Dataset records
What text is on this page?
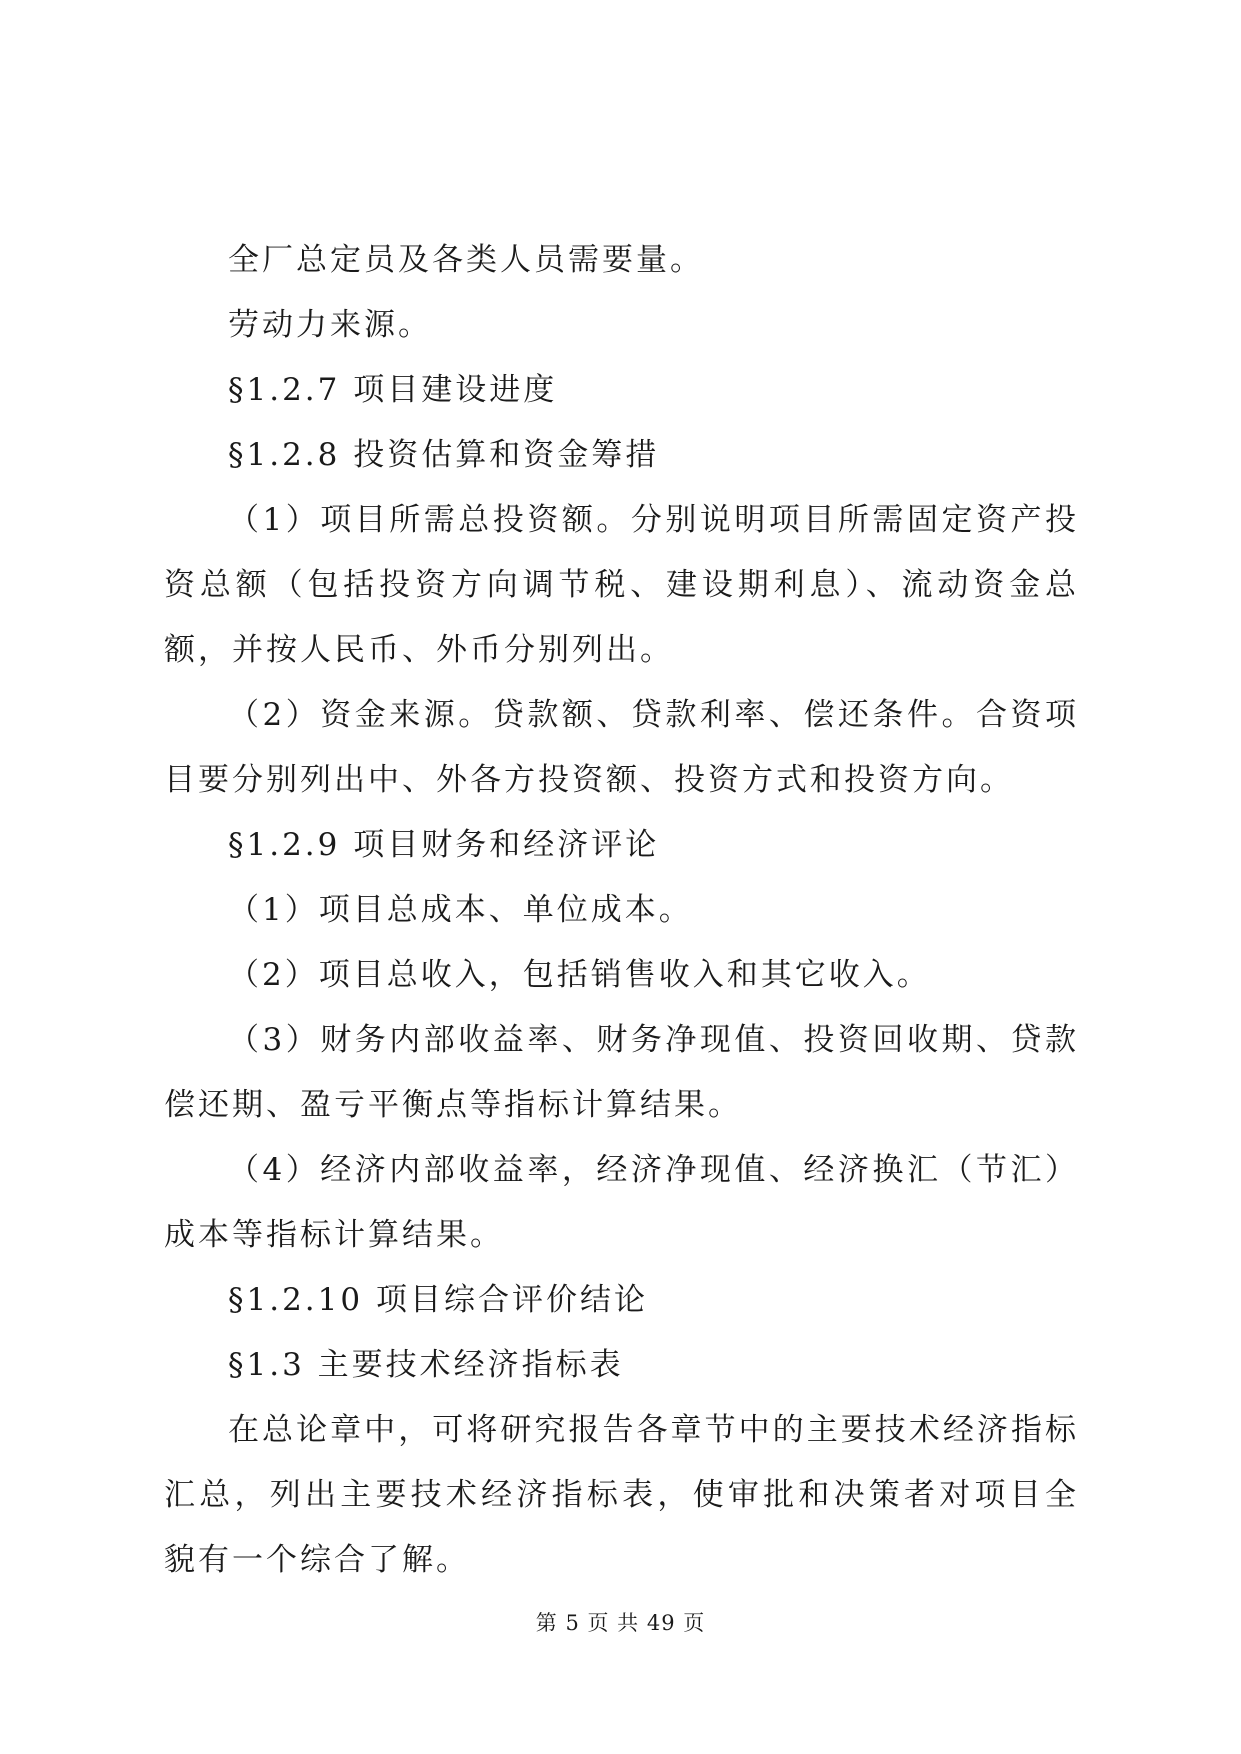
全厂总定员及各类人员需要量。

劳动力来源。

§1.2.7 项目建设进度

§1.2.8 投资估算和资金筹措

（1）项目所需总投资额。分别说明项目所需固定资产投资总额（包括投资方向调节税、建设期利息）、流动资金总额，并按人民币、外币分别列出。

（2）资金来源。贷款额、贷款利率、偿还条件。合资项目要分别列出中、外各方投资额、投资方式和投资方向。

§1.2.9 项目财务和经济评论

（1）项目总成本、单位成本。

（2）项目总收入，包括销售收入和其它收入。

（3）财务内部收益率、财务净现值、投资回收期、贷款偿还期、盈亏平衡点等指标计算结果。

（4）经济内部收益率，经济净现值、经济换汇（节汇）成本等指标计算结果。

§1.2.10 项目综合评价结论

§1.3 主要技术经济指标表

在总论章中，可将研究报告各章节中的主要技术经济指标汇总，列出主要技术经济指标表，使审批和决策者对项目全貌有一个综合了解。

第 5 页 共 49 页
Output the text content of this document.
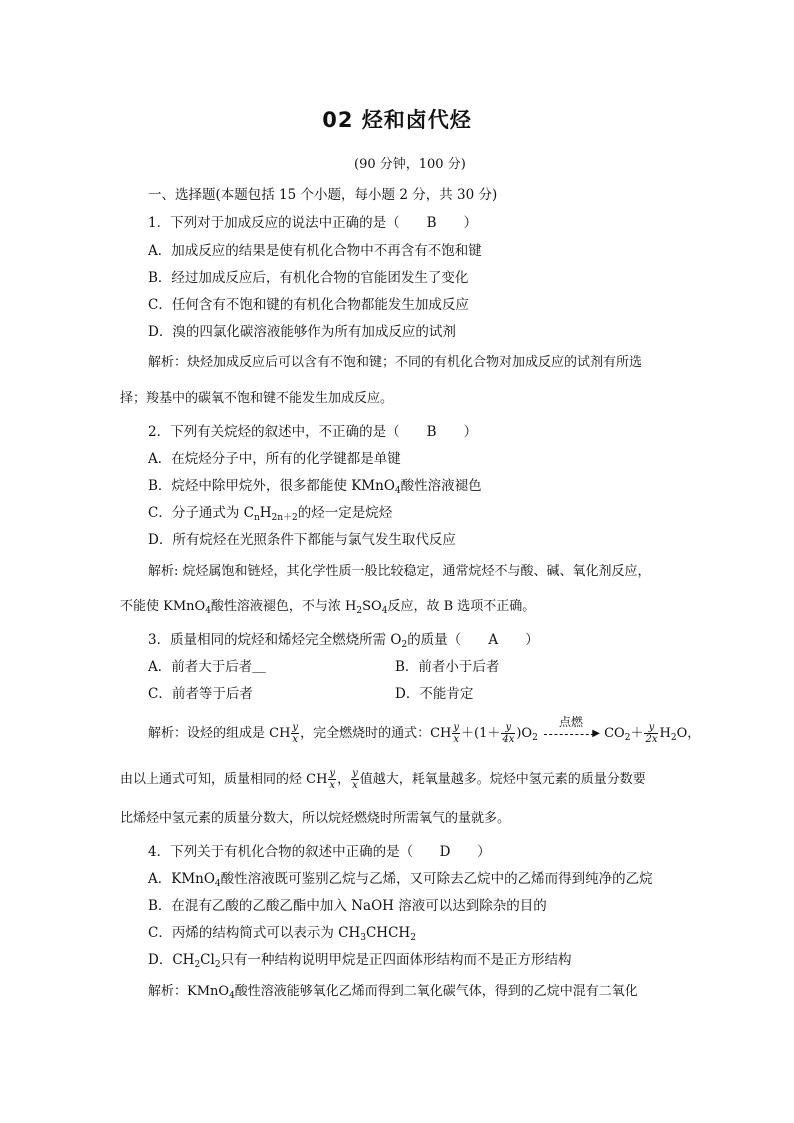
02 烃和卤代烃
(90 分钟，100 分)
一、选择题(本题包括 15 个小题，每小题 2 分，共 30 分)
1．下列对于加成反应的说法中正确的是（ B ）
A．加成反应的结果是使有机化合物中不再含有不饱和键
B．经过加成反应后，有机化合物的官能团发生了变化
C．任何含有不饱和键的有机化合物都能发生加成反应
D．溴的四氯化碳溶液能够作为所有加成反应的试剂
解析：炔烃加成反应后可以含有不饱和键；不同的有机化合物对加成反应的试剂有所选
择；羧基中的碳氧不饱和键不能发生加成反应。
2．下列有关烷烃的叙述中，不正确的是（ B ）
A．在烷烃分子中，所有的化学键都是单键
B．烷烃中除甲烷外，很多都能使 KMnO$_4$酸性溶液褪色
C．分子通式为 $C_nH_{2n+2}$的烃一定是烷烃
D．所有烷烃在光照条件下都能与氯气发生取代反应
解析: 烷烃属饱和链烃，其化学性质一般比较稳定，通常烷烃不与酸、碱、氧化剂反应，
不能使 KMnO$_4$酸性溶液褪色，不与浓 $H_2SO_4$反应，故 B 选项不正确。
3．质量相同的烷烃和烯烃完全燃烧所需 $O_2$的质量（ A ）
A．前者大于后者＿	B．前者小于后者
C．前者等于后者	D．不能肯定
解析：设烃的组成是 CH $\frac{y}{x}$ ，完全燃烧时的通式：CH $\frac{y}{x} +(1+ \frac{y}{4x} )O_2$
点燃
▶ $CO_2+ \frac{y}{2x} H_2O$，
由以上通式可知，质量相同的烃 CH $\frac{y}{x}$ ， $\frac{y}{x}$ 值越大，耗氧量越多。烷烃中氢元素的质量分数要
比烯烃中氢元素的质量分数大，所以烷烃燃烧时所需氧气的量就多。
4．下列关于有机化合物的叙述中正确的是（ D ）
A．KMnO$_4$酸性溶液既可鉴别乙烷与乙烯，又可除去乙烷中的乙烯而得到纯净的乙烷
B．在混有乙酸的乙酸乙酯中加入 NaOH 溶液可以达到除杂的目的
C．丙烯的结构简式可以表示为 $CH_3CHCH_2$
D．$CH_2Cl_2$只有一种结构说明甲烷是正四面体形结构而不是正方形结构
解析：KMnO$_4$酸性溶液能够氧化乙烯而得到二氧化碳气体，得到的乙烷中混有二氧化
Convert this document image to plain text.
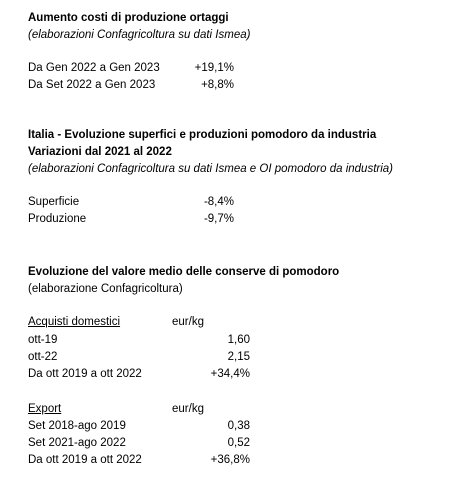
Aumento costi di produzione ortaggi
(elaborazioni Confagricoltura su dati Ismea)
Da Gen 2022 a Gen 2023	+19,1%
Da Set 2022 a Gen 2023	+8,8%
Italia - Evoluzione superfici e produzioni pomodoro da industria
Variazioni dal 2021 al 2022
(elaborazioni Confagricoltura su dati Ismea e OI pomodoro da industria)
Superficie	-8,4%
Produzione	-9,7%
Evoluzione del valore medio delle conserve di pomodoro
(elaborazione Confagricoltura)
Acquisti domestici	eur/kg
ott-19	1,60
ott-22	2,15
Da ott 2019 a ott 2022	+34,4%
Export	eur/kg
Set 2018-ago 2019	0,38
Set 2021-ago 2022	0,52
Da ott 2019 a ott 2022	+36,8%
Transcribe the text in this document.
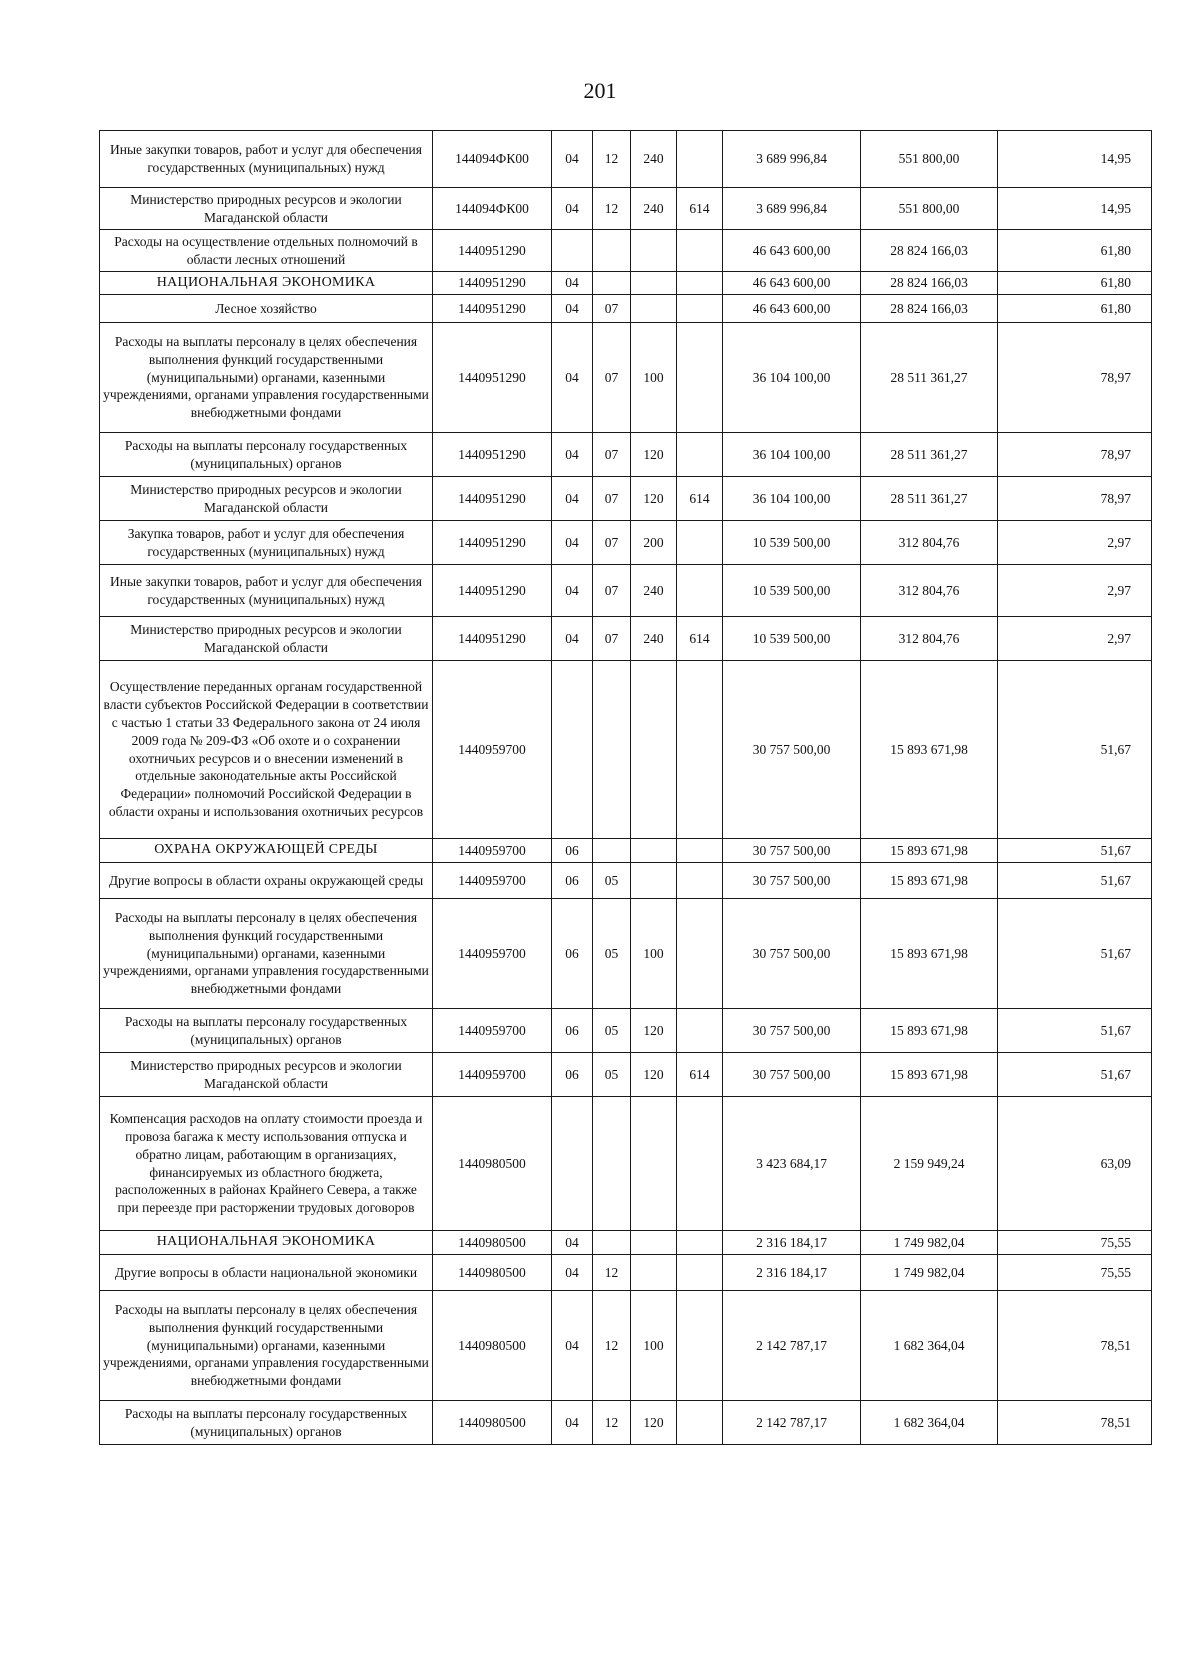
201
Иные закупки товаров, работ и услуг для обеспечения государственных (муниципальных) нужд	144094ФК00	04	12	240		3 689 996,84	551 800,00	14,95
Министерство природных ресурсов и экологии Магаданской области	144094ФК00	04	12	240	614	3 689 996,84	551 800,00	14,95
Расходы на осуществление отдельных полномочий в области лесных отношений	1440951290					46 643 600,00	28 824 166,03	61,80
НАЦИОНАЛЬНАЯ ЭКОНОМИКА	1440951290	04				46 643 600,00	28 824 166,03	61,80
Лесное хозяйство	1440951290	04	07			46 643 600,00	28 824 166,03	61,80
Расходы на выплаты персоналу в целях обеспечения выполнения функций государственными (муниципальными) органами, казенными учреждениями, органами управления государственными внебюджетными фондами	1440951290	04	07	100		36 104 100,00	28 511 361,27	78,97
Расходы на выплаты персоналу государственных (муниципальных) органов	1440951290	04	07	120		36 104 100,00	28 511 361,27	78,97
Министерство природных ресурсов и экологии Магаданской области	1440951290	04	07	120	614	36 104 100,00	28 511 361,27	78,97
Закупка товаров, работ и услуг для обеспечения государственных (муниципальных) нужд	1440951290	04	07	200		10 539 500,00	312 804,76	2,97
Иные закупки товаров, работ и услуг для обеспечения государственных (муниципальных) нужд	1440951290	04	07	240		10 539 500,00	312 804,76	2,97
Министерство природных ресурсов и экологии Магаданской области	1440951290	04	07	240	614	10 539 500,00	312 804,76	2,97
Осуществление переданных органам государственной власти субъектов Российской Федерации в соответствии с частью 1 статьи 33 Федерального закона от 24 июля 2009 года № 209-ФЗ «Об охоте и о сохранении охотничьих ресурсов и о внесении изменений в отдельные законодательные акты Российской Федерации» полномочий Российской Федерации в области охраны и использования охотничьих ресурсов	1440959700					30 757 500,00	15 893 671,98	51,67
ОХРАНА ОКРУЖАЮЩЕЙ СРЕДЫ	1440959700	06				30 757 500,00	15 893 671,98	51,67
Другие вопросы в области охраны окружающей среды	1440959700	06	05			30 757 500,00	15 893 671,98	51,67
Расходы на выплаты персоналу в целях обеспечения выполнения функций государственными (муниципальными) органами, казенными учреждениями, органами управления государственными внебюджетными фондами	1440959700	06	05	100		30 757 500,00	15 893 671,98	51,67
Расходы на выплаты персоналу государственных (муниципальных) органов	1440959700	06	05	120		30 757 500,00	15 893 671,98	51,67
Министерство природных ресурсов и экологии Магаданской области	1440959700	06	05	120	614	30 757 500,00	15 893 671,98	51,67
Компенсация расходов на оплату стоимости проезда и провоза багажа к месту использования отпуска и обратно лицам, работающим в организациях, финансируемых из областного бюджета, расположенных в районах Крайнего Севера, а также при переезде при расторжении трудовых договоров	1440980500					3 423 684,17	2 159 949,24	63,09
НАЦИОНАЛЬНАЯ ЭКОНОМИКА	1440980500	04				2 316 184,17	1 749 982,04	75,55
Другие вопросы в области национальной экономики	1440980500	04	12			2 316 184,17	1 749 982,04	75,55
Расходы на выплаты персоналу в целях обеспечения выполнения функций государственными (муниципальными) органами, казенными учреждениями, органами управления государственными внебюджетными фондами	1440980500	04	12	100		2 142 787,17	1 682 364,04	78,51
Расходы на выплаты персоналу государственных (муниципальных) органов	1440980500	04	12	120		2 142 787,17	1 682 364,04	78,51
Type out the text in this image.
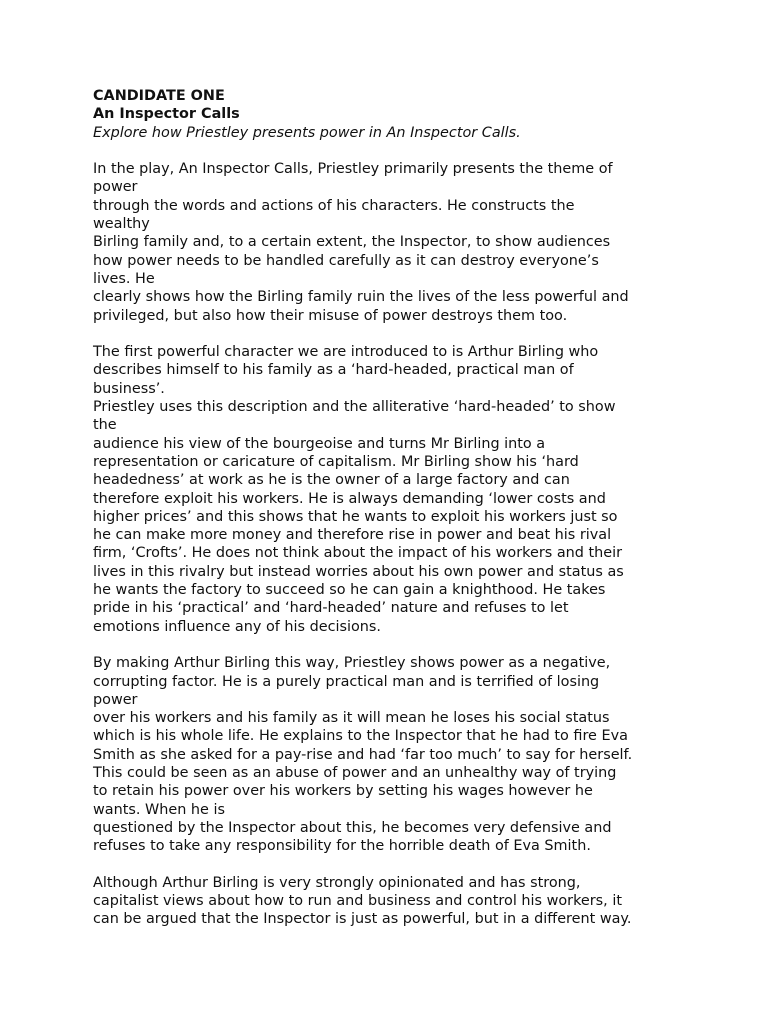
CANDIDATE ONE
An Inspector Calls
Explore how Priestley presents power in An Inspector Calls.
In the play, An Inspector Calls, Priestley primarily presents the theme of
power
through the words and actions of his characters. He constructs the
wealthy
Birling family and, to a certain extent, the Inspector, to show audiences
how power needs to be handled carefully as it can destroy everyone’s
lives. He
clearly shows how the Birling family ruin the lives of the less powerful and
privileged, but also how their misuse of power destroys them too.
The first powerful character we are introduced to is Arthur Birling who
describes himself to his family as a ‘hard-headed, practical man of
business’.
Priestley uses this description and the alliterative ‘hard-headed’ to show
the
audience his view of the bourgeoise and turns Mr Birling into a
representation or caricature of capitalism. Mr Birling show his ‘hard
headedness’ at work as he is the owner of a large factory and can
therefore exploit his workers. He is always demanding ‘lower costs and
higher prices’ and this shows that he wants to exploit his workers just so
he can make more money and therefore rise in power and beat his rival
firm, ‘Crofts’. He does not think about the impact of his workers and their
lives in this rivalry but instead worries about his own power and status as
he wants the factory to succeed so he can gain a knighthood. He takes
pride in his ‘practical’ and ‘hard-headed’ nature and refuses to let
emotions influence any of his decisions.
By making Arthur Birling this way, Priestley shows power as a negative,
corrupting factor. He is a purely practical man and is terrified of losing
power
over his workers and his family as it will mean he loses his social status
which is his whole life. He explains to the Inspector that he had to fire Eva
Smith as she asked for a pay-rise and had ‘far too much’ to say for herself.
This could be seen as an abuse of power and an unhealthy way of trying
to retain his power over his workers by setting his wages however he
wants. When he is
questioned by the Inspector about this, he becomes very defensive and
refuses to take any responsibility for the horrible death of Eva Smith.
Although Arthur Birling is very strongly opinionated and has strong,
capitalist views about how to run and business and control his workers, it
can be argued that the Inspector is just as powerful, but in a different way.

* **WHAT YOU SHOULD DO**:
Pick out the lines that have the word "Calls". Copy them all.

* **EXERCISE RESPONSE**:
An Inspector Calls
Explore how Priestley presents power in An Inspector Calls.
In the play, An Inspector Calls, Priestley primarily presents the theme of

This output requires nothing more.